====== Selection ======

Keating is spot on, except he does not go far enough. The first element of "overhauling" the current Superannuation system is for compulsory contributions by employees. The billions of dollars held in "lost" Superannuation accounts demonstrates that the majority of people do not really see it as their money as they have put no evident skin in the game. Having the contributions made solely by employers gives this impression. Certainly a case can be put 100% that salaries and wages have been and are "adjusted" to allow for the cost of the contributions which could then lead to an impression that the employee is paying. The important issue is the impression & they do not really see this.
The second element is increasing the employer component. I would leave it to someone with superior knowledge like a Paul Keating to accurately (??) determine what is needed. The third element is that there are hundreds of thousands of self employed (sole traders and/or those operating under a partnership) who are not compelled to contribute for their future.
They should have to pay a prescribed higher rate of tax with the increase going towards Superannuation. Little Johnnie was indeed kind with the halving of the Assets Test, but one must also consider that Politicians on taxpayer funded Superannuation (and others) became substantial beneficiaries of the removal of taxation on pensions or moneys extracted from Superannation after age 60. A fourth element should be increasing the age that one can access Superannuation monies. Those who perform heavy duty manual work need to be considered carefully in whatever changes take place as they generally have shorter working capabilities.

======

*Parts of the exercise*.
(1) Repeat the passage of the superannuation comment from "The second element" up to and including "for their future.".
(2) According to the superannuation comment, what should the fourth element of the overhaul be?
The rows that follow the superannuation comment are not required for any of this work.

====== Records provided ======

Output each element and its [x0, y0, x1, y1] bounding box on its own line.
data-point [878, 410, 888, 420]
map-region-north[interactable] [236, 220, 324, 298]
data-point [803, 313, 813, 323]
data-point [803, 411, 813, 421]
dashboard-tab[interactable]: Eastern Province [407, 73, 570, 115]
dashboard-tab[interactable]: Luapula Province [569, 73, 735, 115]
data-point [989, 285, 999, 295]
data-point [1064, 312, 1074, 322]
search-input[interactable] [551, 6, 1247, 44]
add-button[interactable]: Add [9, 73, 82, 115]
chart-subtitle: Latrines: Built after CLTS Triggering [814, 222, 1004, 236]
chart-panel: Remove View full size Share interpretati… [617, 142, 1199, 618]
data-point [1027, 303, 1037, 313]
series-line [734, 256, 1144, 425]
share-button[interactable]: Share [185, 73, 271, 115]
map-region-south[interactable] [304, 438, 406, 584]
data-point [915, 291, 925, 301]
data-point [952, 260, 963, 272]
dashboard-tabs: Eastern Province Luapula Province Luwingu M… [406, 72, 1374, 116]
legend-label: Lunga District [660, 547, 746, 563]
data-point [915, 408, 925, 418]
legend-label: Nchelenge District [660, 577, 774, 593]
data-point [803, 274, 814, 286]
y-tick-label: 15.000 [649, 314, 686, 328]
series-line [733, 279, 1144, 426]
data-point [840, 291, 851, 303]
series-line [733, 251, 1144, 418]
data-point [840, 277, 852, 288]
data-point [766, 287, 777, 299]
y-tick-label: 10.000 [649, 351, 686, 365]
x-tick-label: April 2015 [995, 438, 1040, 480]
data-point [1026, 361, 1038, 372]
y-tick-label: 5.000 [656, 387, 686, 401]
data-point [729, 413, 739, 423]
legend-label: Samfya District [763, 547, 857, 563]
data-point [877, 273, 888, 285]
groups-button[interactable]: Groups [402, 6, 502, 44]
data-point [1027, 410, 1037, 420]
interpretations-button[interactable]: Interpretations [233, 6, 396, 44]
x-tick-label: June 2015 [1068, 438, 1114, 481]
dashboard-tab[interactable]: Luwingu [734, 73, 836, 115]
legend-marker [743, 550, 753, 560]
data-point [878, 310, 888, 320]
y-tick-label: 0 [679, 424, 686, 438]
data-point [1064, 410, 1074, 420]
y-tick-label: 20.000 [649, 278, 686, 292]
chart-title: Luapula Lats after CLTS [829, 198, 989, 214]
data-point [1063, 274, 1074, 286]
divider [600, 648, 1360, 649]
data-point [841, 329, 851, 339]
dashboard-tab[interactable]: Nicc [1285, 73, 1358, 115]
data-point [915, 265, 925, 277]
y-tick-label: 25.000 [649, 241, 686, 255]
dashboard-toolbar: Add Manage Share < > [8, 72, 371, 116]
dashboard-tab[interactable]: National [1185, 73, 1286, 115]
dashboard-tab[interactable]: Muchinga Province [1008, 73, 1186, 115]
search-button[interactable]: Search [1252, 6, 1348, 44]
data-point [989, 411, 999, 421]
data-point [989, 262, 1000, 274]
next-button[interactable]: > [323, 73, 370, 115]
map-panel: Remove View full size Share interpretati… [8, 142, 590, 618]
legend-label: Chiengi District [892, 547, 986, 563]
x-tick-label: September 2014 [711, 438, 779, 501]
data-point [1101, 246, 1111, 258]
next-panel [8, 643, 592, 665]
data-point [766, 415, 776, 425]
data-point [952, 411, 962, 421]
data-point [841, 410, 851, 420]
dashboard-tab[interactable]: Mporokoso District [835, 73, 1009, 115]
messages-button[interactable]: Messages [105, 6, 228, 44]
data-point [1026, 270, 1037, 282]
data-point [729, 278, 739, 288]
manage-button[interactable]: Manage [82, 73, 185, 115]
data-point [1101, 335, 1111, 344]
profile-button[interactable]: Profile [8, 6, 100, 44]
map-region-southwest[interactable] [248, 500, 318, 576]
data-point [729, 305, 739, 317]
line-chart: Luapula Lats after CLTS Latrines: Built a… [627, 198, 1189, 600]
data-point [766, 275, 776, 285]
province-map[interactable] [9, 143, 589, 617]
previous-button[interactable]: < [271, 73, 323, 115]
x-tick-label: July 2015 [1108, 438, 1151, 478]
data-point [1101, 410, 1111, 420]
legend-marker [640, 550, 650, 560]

======

*Written answers*.
(1)
The second element is increasing the employer component. I would leave it to someone with superior knowledge like a Paul Keating to accurately (??) determine what is needed. The third element is that there are hundreds of thousands of self employed (sole traders and/or those operating under a partnership) who are not compelled to contribute for their future.

(2) Increasing the age at which one can access Superannuation monies.